Return each line containing "image".

[Figure dataset records]
START

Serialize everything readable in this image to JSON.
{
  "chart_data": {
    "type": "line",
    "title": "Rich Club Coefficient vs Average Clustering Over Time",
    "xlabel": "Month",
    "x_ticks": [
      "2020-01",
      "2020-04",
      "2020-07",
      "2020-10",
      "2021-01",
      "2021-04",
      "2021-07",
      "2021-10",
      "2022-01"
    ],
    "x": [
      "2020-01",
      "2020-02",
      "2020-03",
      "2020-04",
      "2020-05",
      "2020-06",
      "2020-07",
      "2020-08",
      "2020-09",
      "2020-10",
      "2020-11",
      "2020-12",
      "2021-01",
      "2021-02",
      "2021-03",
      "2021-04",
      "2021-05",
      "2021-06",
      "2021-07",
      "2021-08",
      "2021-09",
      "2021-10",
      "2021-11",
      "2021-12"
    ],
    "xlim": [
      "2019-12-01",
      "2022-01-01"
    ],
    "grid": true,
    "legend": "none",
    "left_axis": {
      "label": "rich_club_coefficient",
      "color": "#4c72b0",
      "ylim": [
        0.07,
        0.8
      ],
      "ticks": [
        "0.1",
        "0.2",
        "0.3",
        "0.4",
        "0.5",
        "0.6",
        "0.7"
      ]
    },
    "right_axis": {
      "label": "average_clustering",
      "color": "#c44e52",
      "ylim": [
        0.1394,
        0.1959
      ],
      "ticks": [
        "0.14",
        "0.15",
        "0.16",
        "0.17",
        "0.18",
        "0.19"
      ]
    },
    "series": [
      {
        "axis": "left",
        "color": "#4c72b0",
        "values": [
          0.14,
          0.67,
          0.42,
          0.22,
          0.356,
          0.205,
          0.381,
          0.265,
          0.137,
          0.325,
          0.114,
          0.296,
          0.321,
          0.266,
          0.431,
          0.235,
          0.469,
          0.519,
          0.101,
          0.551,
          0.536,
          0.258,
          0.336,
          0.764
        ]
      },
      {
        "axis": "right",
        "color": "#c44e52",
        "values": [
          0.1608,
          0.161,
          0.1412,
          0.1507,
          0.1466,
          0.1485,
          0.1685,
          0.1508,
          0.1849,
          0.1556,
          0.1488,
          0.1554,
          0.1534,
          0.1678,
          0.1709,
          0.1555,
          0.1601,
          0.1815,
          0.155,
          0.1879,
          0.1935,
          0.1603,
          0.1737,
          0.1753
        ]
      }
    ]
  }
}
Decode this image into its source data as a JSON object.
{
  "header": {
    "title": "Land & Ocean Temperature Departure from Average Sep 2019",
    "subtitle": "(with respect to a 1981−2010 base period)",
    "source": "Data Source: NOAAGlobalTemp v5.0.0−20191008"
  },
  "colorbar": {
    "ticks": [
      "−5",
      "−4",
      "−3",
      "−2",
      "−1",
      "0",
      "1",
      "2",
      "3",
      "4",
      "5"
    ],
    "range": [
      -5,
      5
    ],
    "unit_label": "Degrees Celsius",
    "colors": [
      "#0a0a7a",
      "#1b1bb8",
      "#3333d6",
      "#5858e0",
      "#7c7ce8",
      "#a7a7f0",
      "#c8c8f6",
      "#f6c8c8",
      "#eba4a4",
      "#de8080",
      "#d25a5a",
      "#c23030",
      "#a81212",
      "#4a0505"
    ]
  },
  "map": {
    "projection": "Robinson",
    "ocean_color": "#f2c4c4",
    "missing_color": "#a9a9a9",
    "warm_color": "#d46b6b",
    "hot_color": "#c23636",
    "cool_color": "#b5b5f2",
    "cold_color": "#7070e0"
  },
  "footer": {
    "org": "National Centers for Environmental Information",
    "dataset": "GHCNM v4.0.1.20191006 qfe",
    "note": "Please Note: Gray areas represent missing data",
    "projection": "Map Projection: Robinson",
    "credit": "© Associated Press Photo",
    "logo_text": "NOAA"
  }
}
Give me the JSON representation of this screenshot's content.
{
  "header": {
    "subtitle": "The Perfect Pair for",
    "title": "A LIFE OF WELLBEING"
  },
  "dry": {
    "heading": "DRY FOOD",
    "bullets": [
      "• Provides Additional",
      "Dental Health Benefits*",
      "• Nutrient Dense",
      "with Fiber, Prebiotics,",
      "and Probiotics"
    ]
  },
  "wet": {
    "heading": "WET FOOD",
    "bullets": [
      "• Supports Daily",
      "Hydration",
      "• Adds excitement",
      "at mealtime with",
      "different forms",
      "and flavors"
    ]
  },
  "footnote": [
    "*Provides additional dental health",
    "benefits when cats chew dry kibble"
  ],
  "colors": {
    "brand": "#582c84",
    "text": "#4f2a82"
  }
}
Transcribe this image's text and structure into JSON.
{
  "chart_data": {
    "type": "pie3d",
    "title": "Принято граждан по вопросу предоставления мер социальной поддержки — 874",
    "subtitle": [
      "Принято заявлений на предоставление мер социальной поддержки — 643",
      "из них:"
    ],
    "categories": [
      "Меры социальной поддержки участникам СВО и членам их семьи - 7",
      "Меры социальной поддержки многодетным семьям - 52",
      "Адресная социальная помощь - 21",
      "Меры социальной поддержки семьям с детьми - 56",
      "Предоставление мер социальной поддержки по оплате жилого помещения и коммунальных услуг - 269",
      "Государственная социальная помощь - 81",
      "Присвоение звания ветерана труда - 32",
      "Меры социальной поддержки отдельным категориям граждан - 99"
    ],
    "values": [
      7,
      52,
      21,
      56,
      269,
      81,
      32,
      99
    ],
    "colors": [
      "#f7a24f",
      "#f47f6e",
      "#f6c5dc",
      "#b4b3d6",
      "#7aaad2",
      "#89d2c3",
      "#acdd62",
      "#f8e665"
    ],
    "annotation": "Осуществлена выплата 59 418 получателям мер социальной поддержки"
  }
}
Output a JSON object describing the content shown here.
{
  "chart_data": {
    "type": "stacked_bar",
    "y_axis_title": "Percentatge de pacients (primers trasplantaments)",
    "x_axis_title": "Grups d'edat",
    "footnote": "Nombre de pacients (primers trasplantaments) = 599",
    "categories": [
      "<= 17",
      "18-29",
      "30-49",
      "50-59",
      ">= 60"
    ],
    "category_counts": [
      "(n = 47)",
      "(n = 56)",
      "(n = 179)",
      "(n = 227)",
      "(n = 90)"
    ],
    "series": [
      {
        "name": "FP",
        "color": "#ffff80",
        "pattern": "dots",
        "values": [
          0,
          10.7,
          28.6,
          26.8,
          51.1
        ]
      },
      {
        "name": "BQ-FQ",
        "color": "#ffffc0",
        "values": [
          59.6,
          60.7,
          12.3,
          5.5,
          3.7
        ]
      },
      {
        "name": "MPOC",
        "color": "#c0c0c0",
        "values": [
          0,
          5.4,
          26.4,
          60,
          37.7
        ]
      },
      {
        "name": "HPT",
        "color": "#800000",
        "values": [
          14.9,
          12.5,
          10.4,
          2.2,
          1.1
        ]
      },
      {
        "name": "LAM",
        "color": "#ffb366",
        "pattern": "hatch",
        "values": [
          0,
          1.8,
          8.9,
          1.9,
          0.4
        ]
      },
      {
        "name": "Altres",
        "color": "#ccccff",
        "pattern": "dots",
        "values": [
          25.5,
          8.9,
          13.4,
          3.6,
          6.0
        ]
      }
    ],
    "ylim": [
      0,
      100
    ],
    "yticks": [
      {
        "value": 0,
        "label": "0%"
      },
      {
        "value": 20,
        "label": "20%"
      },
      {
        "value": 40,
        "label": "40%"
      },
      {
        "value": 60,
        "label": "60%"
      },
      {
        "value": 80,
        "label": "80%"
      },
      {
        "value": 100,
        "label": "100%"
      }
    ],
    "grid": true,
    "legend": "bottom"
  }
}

END

WRITTEN RESPONSE:
Serialize everything readable in this image to JSON.
Decode this image into its source data as a JSON object.
Transcribe this image's text and structure into JSON.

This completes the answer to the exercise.